**Objective**
Quote the entries word for word. Omit the pictures.

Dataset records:
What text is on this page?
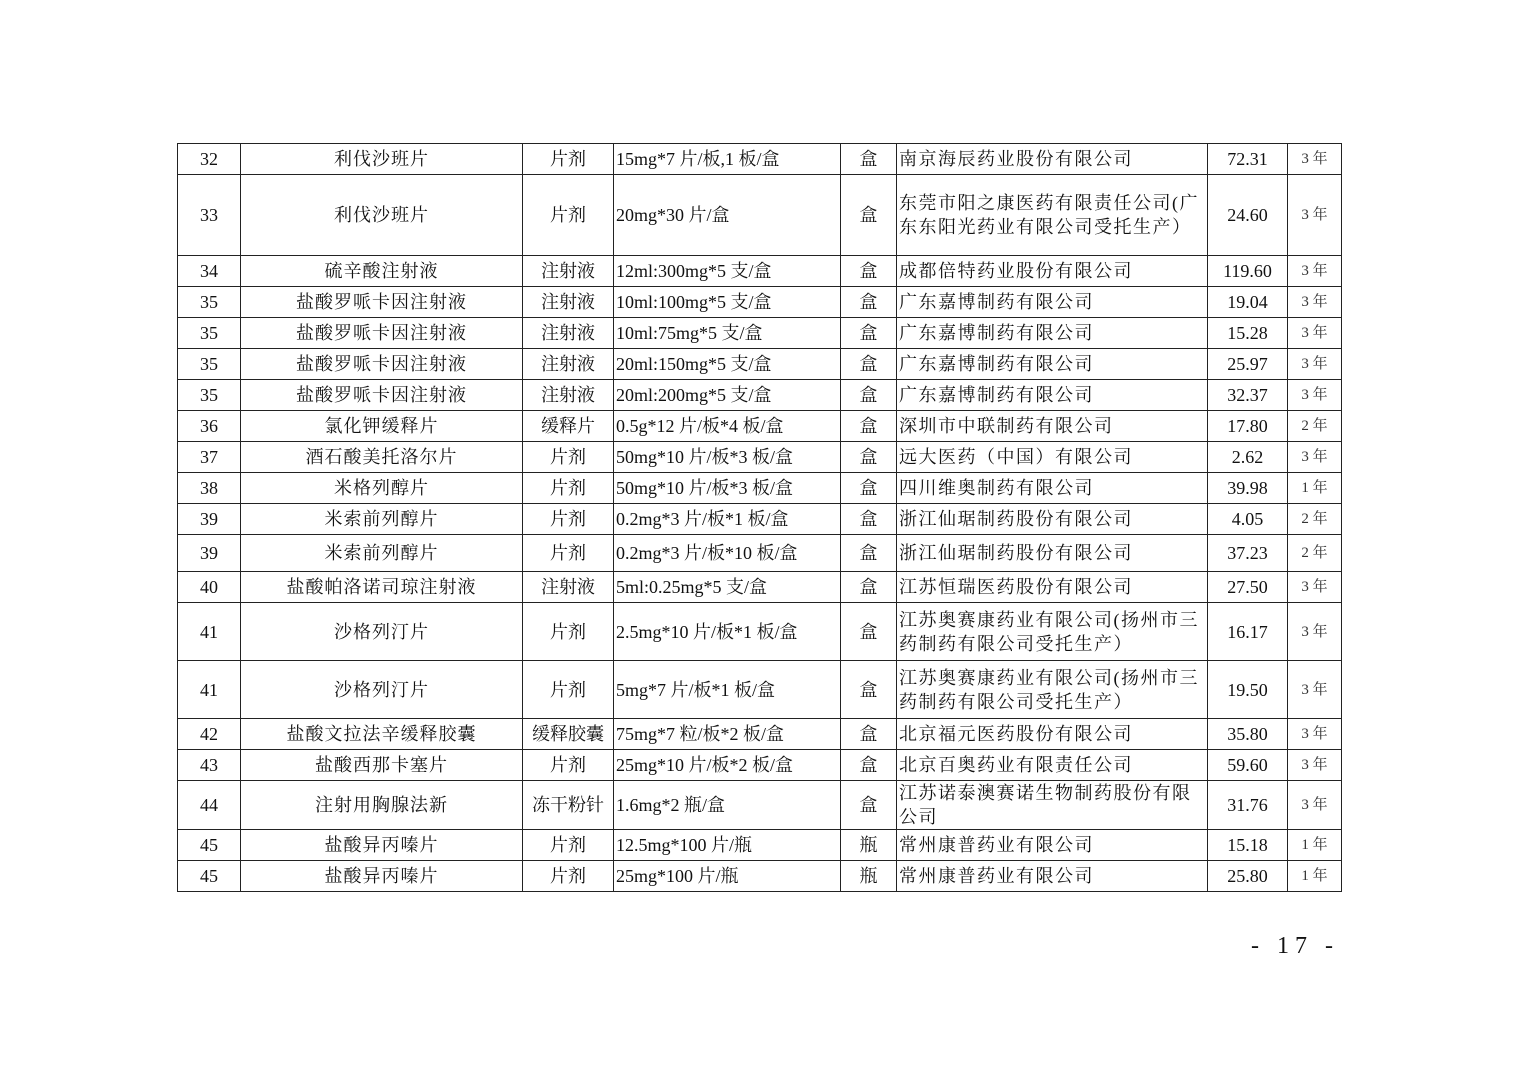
32	利伐沙班片	片剂	15mg*7 片/板,1 板/盒	盒	南京海辰药业股份有限公司	72.31	3 年
33	利伐沙班片	片剂	20mg*30 片/盒	盒	东莞市阳之康医药有限责任公司(广东东阳光药业有限公司受托生产）	24.60	3 年
34	硫辛酸注射液	注射液	12ml:300mg*5 支/盒	盒	成都倍特药业股份有限公司	119.60	3 年
35	盐酸罗哌卡因注射液	注射液	10ml:100mg*5 支/盒	盒	广东嘉博制药有限公司	19.04	3 年
35	盐酸罗哌卡因注射液	注射液	10ml:75mg*5 支/盒	盒	广东嘉博制药有限公司	15.28	3 年
35	盐酸罗哌卡因注射液	注射液	20ml:150mg*5 支/盒	盒	广东嘉博制药有限公司	25.97	3 年
35	盐酸罗哌卡因注射液	注射液	20ml:200mg*5 支/盒	盒	广东嘉博制药有限公司	32.37	3 年
36	氯化钾缓释片	缓释片	0.5g*12 片/板*4 板/盒	盒	深圳市中联制药有限公司	17.80	2 年
37	酒石酸美托洛尔片	片剂	50mg*10 片/板*3 板/盒	盒	远大医药（中国）有限公司	2.62	3 年
38	米格列醇片	片剂	50mg*10 片/板*3 板/盒	盒	四川维奥制药有限公司	39.98	1 年
39	米索前列醇片	片剂	0.2mg*3 片/板*1 板/盒	盒	浙江仙琚制药股份有限公司	4.05	2 年
39	米索前列醇片	片剂	0.2mg*3 片/板*10 板/盒	盒	浙江仙琚制药股份有限公司	37.23	2 年
40	盐酸帕洛诺司琼注射液	注射液	5ml:0.25mg*5 支/盒	盒	江苏恒瑞医药股份有限公司	27.50	3 年
41	沙格列汀片	片剂	2.5mg*10 片/板*1 板/盒	盒	江苏奥赛康药业有限公司(扬州市三药制药有限公司受托生产）	16.17	3 年
41	沙格列汀片	片剂	5mg*7 片/板*1 板/盒	盒	江苏奥赛康药业有限公司(扬州市三药制药有限公司受托生产）	19.50	3 年
42	盐酸文拉法辛缓释胶囊	缓释胶囊	75mg*7 粒/板*2 板/盒	盒	北京福元医药股份有限公司	35.80	3 年
43	盐酸西那卡塞片	片剂	25mg*10 片/板*2 板/盒	盒	北京百奥药业有限责任公司	59.60	3 年
44	注射用胸腺法新	冻干粉针	1.6mg*2 瓶/盒	盒	江苏诺泰澳赛诺生物制药股份有限公司	31.76	3 年
45	盐酸异丙嗪片	片剂	12.5mg*100 片/瓶	瓶	常州康普药业有限公司	15.18	1 年
45	盐酸异丙嗪片	片剂	25mg*100 片/瓶	瓶	常州康普药业有限公司	25.80	1 年
- 17 -
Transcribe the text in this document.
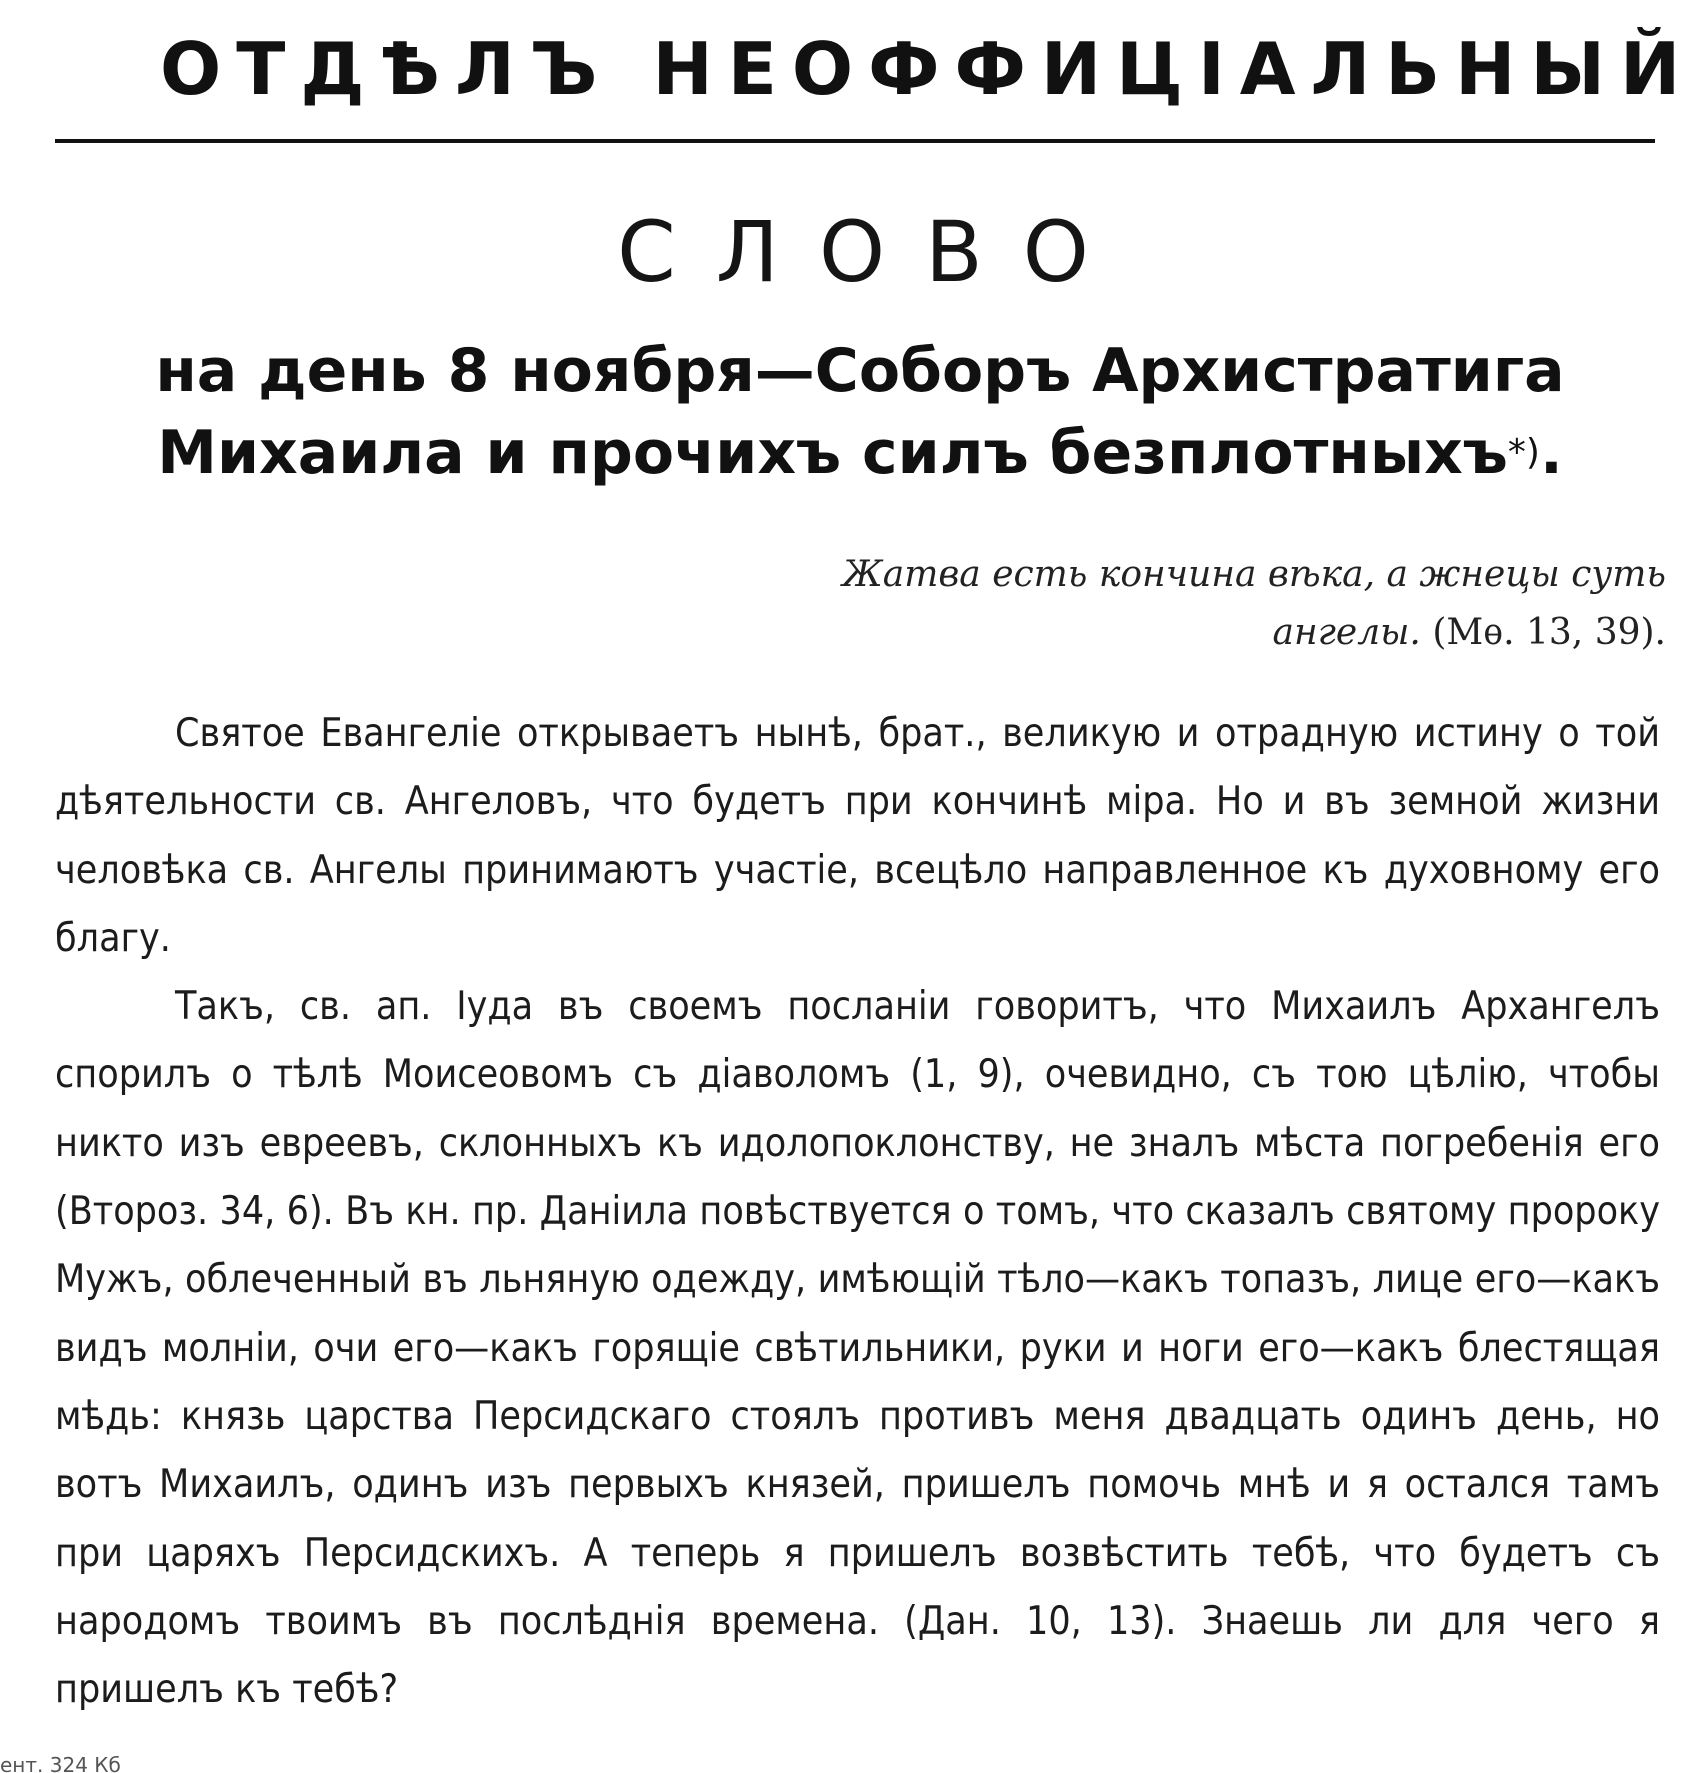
ОТДѢЛЪ НЕОФФИЦІАЛЬНЫЙ
СЛОВО
на день 8 ноября—Соборъ Архистратига
Михаила и прочихъ силъ безплотныхъ*).
Жатва есть кончина вѣка, а жнецы суть ангелы. (Мѳ. 13, 39).

Святое Евангеліе открываетъ нынѣ, брат., великую и отрадную истину о той дѣятельности св. Ангеловъ, что будетъ при кончинѣ міра. Но и въ земной жизни человѣка св. Ангелы принимаютъ участіе, всецѣло направленное къ духовному его благу.

Такъ, св. ап. Іуда въ своемъ посланіи говоритъ, что Михаилъ Архангелъ спорилъ о тѣлѣ Моисеовомъ съ діаволомъ (1, 9), очевидно, съ тою цѣлію, чтобы никто изъ евреевъ, склонныхъ къ идолопоклонству, не зналъ мѣста погребенія его (Второз. 34, 6). Въ кн. пр. Даніила повѣствуется о томъ, что сказалъ святому пророку Мужъ, облеченный въ льняную одежду, имѣющій тѣло—какъ топазъ, лице его—какъ видъ молніи, очи его—какъ горящіе свѣтильники, руки и ноги его—какъ блестящая мѣдь: князь царства Персидскаго стоялъ противъ меня двадцать одинъ день, но вотъ Михаилъ, одинъ изъ первыхъ князей, пришелъ помочь мнѣ и я остался тамъ при царяхъ Персидскихъ. А теперь я пришелъ возвѣстить тебѣ, что будетъ съ народомъ твоимъ въ послѣднія времена. (Дан. 10, 13). Знаешь ли для чего я пришелъ къ тебѣ?

ент. 324 Кб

**Complete response**
What text is on this page?
32	利伐沙班片	片剂	15mg*7 片/板,1 板/盒	盒	南京海辰药业股份有限公司	72.31	3 年
33	利伐沙班片	片剂	20mg*30 片/盒	盒	东莞市阳之康医药有限责任公司(广东东阳光药业有限公司受托生产）	24.60	3 年
34	硫辛酸注射液	注射液	12ml:300mg*5 支/盒	盒	成都倍特药业股份有限公司	119.60	3 年
35	盐酸罗哌卡因注射液	注射液	10ml:100mg*5 支/盒	盒	广东嘉博制药有限公司	19.04	3 年
35	盐酸罗哌卡因注射液	注射液	10ml:75mg*5 支/盒	盒	广东嘉博制药有限公司	15.28	3 年
35	盐酸罗哌卡因注射液	注射液	20ml:150mg*5 支/盒	盒	广东嘉博制药有限公司	25.97	3 年
35	盐酸罗哌卡因注射液	注射液	20ml:200mg*5 支/盒	盒	广东嘉博制药有限公司	32.37	3 年
36	氯化钾缓释片	缓释片	0.5g*12 片/板*4 板/盒	盒	深圳市中联制药有限公司	17.80	2 年
37	酒石酸美托洛尔片	片剂	50mg*10 片/板*3 板/盒	盒	远大医药（中国）有限公司	2.62	3 年
38	米格列醇片	片剂	50mg*10 片/板*3 板/盒	盒	四川维奥制药有限公司	39.98	1 年
39	米索前列醇片	片剂	0.2mg*3 片/板*1 板/盒	盒	浙江仙琚制药股份有限公司	4.05	2 年
39	米索前列醇片	片剂	0.2mg*3 片/板*10 板/盒	盒	浙江仙琚制药股份有限公司	37.23	2 年
40	盐酸帕洛诺司琼注射液	注射液	5ml:0.25mg*5 支/盒	盒	江苏恒瑞医药股份有限公司	27.50	3 年
41	沙格列汀片	片剂	2.5mg*10 片/板*1 板/盒	盒	江苏奥赛康药业有限公司(扬州市三药制药有限公司受托生产）	16.17	3 年
41	沙格列汀片	片剂	5mg*7 片/板*1 板/盒	盒	江苏奥赛康药业有限公司(扬州市三药制药有限公司受托生产）	19.50	3 年
42	盐酸文拉法辛缓释胶囊	缓释胶囊	75mg*7 粒/板*2 板/盒	盒	北京福元医药股份有限公司	35.80	3 年
43	盐酸西那卡塞片	片剂	25mg*10 片/板*2 板/盒	盒	北京百奥药业有限责任公司	59.60	3 年
44	注射用胸腺法新	冻干粉针	1.6mg*2 瓶/盒	盒	江苏诺泰澳赛诺生物制药股份有限公司	31.76	3 年
45	盐酸异丙嗪片	片剂	12.5mg*100 片/瓶	瓶	常州康普药业有限公司	15.18	1 年
45	盐酸异丙嗪片	片剂	25mg*100 片/瓶	瓶	常州康普药业有限公司	25.80	1 年
- 17 -
Transcribe the text in this document.
ОТДѢЛЪ НЕОФФИЦІАЛЬНЫЙ
СЛОВО
на день 8 ноября—Соборъ Архистратига
Михаила и прочихъ силъ безплотныхъ*).
Жатва есть кончина вѣка, а жнецы суть ангелы. (Мѳ. 13, 39).

Святое Евангеліе открываетъ нынѣ, брат., великую и отрадную истину о той дѣятельности св. Ангеловъ, что будетъ при кончинѣ міра. Но и въ земной жизни человѣка св. Ангелы принимаютъ участіе, всецѣло направленное къ духовному его благу.

Такъ, св. ап. Іуда въ своемъ посланіи говоритъ, что Михаилъ Архангелъ спорилъ о тѣлѣ Моисеовомъ съ діаволомъ (1, 9), очевидно, съ тою цѣлію, чтобы никто изъ евреевъ, склонныхъ къ идолопоклонству, не зналъ мѣста погребенія его (Второз. 34, 6). Въ кн. пр. Даніила повѣствуется о томъ, что сказалъ святому пророку Мужъ, облеченный въ льняную одежду, имѣющій тѣло—какъ топазъ, лице его—какъ видъ молніи, очи его—какъ горящіе свѣтильники, руки и ноги его—какъ блестящая мѣдь: князь царства Персидскаго стоялъ противъ меня двадцать одинъ день, но вотъ Михаилъ, одинъ изъ первыхъ князей, пришелъ помочь мнѣ и я остался тамъ при царяхъ Персидскихъ. А теперь я пришелъ возвѣстить тебѣ, что будетъ съ народомъ твоимъ въ послѣднія времена. (Дан. 10, 13). Знаешь ли для чего я пришелъ къ тебѣ?

ент. 324 Кб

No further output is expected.